**PROBLEM REQUIREMENTS**
Give a count of the lines below that have the string "text" in them, with no other words.

**DATASET**
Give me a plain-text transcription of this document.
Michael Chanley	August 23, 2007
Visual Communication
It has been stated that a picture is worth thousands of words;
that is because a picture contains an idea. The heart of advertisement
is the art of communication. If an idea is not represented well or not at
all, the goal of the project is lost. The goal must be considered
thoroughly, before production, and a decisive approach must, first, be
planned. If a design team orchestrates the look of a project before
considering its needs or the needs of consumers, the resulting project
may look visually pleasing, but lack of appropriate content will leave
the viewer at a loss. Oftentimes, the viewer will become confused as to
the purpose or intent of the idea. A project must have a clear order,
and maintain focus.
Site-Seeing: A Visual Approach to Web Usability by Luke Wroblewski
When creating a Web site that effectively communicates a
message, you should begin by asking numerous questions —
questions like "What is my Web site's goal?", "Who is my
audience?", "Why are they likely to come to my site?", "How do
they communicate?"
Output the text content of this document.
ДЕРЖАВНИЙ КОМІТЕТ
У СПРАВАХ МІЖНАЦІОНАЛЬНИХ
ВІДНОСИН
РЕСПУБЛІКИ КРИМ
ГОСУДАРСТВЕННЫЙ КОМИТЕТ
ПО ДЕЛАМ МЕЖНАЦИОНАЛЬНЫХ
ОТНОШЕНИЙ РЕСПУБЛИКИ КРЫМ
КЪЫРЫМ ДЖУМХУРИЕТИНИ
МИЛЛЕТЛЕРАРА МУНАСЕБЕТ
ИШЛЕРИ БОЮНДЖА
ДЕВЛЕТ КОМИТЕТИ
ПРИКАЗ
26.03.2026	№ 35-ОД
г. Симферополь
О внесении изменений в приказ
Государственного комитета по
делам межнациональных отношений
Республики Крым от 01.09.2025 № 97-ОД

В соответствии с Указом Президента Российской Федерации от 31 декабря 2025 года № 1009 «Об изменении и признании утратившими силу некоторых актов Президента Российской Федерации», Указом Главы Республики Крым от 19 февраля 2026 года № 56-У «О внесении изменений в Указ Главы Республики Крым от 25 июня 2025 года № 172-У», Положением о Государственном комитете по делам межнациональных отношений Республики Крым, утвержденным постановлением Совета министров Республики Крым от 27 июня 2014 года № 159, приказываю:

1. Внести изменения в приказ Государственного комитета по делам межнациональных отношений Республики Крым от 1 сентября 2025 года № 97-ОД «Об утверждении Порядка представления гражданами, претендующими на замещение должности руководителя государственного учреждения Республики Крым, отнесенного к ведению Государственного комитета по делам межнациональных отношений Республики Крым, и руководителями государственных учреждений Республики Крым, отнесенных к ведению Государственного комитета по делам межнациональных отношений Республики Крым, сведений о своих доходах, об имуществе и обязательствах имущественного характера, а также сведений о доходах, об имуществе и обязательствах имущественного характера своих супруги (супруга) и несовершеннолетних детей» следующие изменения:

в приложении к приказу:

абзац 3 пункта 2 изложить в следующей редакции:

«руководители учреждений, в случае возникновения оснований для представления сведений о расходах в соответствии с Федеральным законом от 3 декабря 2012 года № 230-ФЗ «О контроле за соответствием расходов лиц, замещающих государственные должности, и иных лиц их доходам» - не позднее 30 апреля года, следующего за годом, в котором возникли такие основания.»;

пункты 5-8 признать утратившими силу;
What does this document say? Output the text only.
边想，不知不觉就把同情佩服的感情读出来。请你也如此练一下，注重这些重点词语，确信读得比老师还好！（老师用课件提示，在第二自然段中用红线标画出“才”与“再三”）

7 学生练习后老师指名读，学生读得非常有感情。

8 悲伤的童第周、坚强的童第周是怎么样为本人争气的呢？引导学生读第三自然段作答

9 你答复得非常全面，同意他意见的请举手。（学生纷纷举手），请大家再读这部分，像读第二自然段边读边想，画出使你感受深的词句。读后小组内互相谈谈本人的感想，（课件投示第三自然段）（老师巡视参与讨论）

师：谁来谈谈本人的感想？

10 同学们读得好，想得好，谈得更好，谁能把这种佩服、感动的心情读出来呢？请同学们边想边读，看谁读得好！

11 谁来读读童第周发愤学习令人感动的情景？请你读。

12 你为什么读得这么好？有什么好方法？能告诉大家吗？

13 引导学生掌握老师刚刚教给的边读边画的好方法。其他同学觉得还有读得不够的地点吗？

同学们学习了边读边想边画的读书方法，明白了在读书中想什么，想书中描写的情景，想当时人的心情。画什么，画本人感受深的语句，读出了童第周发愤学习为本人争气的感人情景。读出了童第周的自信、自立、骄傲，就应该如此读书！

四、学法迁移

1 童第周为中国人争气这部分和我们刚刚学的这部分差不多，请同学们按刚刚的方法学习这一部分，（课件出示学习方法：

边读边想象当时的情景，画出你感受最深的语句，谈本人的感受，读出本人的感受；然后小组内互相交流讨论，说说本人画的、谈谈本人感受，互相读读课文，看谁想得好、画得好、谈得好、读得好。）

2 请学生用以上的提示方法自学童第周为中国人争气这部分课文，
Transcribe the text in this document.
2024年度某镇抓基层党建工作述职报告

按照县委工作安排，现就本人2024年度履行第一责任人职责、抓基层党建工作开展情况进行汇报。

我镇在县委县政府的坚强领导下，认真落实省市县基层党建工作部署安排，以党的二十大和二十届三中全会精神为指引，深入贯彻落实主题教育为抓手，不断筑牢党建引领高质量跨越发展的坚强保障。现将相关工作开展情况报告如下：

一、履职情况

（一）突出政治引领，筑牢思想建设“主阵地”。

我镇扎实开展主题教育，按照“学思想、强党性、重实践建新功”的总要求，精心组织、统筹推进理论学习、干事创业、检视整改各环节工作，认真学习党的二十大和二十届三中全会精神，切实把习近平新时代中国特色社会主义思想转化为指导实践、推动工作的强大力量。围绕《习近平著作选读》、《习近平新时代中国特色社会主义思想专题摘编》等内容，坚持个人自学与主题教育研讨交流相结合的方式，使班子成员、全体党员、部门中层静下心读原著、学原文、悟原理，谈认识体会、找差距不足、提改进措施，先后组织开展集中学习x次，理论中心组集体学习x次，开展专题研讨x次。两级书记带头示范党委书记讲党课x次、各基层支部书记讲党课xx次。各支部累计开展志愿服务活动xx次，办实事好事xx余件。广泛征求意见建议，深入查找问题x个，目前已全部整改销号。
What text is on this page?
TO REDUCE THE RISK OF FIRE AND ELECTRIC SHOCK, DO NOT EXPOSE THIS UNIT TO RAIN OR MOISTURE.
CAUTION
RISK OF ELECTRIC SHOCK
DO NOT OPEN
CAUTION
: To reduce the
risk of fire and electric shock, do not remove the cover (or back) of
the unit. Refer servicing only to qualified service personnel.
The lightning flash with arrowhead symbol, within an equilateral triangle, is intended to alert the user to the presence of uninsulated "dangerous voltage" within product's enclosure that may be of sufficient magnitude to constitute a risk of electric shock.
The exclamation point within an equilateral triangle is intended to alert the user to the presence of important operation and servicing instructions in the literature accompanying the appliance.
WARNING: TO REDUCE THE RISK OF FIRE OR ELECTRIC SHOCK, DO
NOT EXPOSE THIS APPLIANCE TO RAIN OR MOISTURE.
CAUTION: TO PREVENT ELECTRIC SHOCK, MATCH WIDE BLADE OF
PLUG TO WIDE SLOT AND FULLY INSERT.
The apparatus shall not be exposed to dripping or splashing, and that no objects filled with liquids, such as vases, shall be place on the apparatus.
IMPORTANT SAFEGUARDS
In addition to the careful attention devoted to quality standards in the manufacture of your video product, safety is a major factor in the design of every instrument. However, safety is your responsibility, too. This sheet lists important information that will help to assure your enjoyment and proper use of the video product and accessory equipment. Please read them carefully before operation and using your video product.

**COMPLETED TASK**
5